==== Provided records

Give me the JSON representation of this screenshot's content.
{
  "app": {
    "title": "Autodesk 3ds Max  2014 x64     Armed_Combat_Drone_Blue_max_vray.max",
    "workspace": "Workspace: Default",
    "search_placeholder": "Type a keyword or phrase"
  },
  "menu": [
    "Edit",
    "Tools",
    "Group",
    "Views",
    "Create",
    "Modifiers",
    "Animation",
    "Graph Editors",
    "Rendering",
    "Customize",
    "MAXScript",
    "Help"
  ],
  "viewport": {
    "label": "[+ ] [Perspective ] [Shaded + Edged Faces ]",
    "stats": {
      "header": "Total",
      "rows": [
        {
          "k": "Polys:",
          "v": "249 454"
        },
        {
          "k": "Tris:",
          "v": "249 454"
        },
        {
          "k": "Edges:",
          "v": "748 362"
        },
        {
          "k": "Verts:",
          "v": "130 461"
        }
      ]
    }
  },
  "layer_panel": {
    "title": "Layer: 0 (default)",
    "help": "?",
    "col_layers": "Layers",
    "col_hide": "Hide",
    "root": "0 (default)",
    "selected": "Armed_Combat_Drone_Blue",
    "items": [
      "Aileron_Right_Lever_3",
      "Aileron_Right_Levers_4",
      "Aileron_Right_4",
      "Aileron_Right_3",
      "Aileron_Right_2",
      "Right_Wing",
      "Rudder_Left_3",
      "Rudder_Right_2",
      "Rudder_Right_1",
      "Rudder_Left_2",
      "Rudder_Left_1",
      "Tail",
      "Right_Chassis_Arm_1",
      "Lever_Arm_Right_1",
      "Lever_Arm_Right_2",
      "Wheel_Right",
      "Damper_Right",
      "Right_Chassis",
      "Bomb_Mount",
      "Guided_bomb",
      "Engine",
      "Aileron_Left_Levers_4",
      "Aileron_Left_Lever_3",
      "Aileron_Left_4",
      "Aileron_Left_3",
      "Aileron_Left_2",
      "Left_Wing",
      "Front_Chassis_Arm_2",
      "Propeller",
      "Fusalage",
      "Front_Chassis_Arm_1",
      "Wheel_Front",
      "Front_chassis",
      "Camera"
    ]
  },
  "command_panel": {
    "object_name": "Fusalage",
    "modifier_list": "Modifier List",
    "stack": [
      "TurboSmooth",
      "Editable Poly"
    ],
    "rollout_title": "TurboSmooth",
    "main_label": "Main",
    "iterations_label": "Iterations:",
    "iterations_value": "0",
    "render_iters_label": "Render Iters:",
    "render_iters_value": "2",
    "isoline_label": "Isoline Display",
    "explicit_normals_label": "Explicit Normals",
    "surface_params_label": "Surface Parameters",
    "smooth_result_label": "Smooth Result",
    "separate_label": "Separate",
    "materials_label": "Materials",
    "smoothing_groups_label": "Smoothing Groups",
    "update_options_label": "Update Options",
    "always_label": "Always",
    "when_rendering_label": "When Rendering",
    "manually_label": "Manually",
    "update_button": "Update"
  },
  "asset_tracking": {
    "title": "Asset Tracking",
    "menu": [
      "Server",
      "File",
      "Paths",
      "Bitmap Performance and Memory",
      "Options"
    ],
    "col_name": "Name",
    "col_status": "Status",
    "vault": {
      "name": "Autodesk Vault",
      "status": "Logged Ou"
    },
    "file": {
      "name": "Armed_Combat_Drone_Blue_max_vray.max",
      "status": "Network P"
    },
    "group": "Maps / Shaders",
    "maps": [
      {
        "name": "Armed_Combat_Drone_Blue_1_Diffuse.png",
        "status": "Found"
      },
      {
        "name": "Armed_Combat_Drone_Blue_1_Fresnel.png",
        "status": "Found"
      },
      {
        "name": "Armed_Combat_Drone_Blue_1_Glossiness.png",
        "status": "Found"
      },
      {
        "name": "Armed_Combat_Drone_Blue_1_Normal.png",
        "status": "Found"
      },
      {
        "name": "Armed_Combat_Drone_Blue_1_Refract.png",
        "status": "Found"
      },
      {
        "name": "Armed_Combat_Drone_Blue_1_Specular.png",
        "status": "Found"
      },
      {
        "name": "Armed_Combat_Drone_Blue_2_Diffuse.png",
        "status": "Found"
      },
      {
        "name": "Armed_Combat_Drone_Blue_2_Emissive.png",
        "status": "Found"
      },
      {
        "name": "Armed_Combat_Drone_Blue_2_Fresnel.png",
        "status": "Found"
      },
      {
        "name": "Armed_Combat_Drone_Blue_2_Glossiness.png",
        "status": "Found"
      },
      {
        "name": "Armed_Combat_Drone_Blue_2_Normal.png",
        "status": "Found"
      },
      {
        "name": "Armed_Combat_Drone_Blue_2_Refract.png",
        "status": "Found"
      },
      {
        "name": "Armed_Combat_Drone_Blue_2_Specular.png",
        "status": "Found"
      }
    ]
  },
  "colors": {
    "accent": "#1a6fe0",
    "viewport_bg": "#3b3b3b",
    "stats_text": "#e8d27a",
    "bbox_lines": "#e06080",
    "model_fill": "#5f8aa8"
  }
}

========

→ Task objective: Look over the listing. Pull out every line with the string "Autodesk" in it.

→ Expected answer:
    "title": "Autodesk 3ds Max  2014 x64     Armed_Combat_Drone_Blue_max_vray.max",
      "name": "Autodesk Vault",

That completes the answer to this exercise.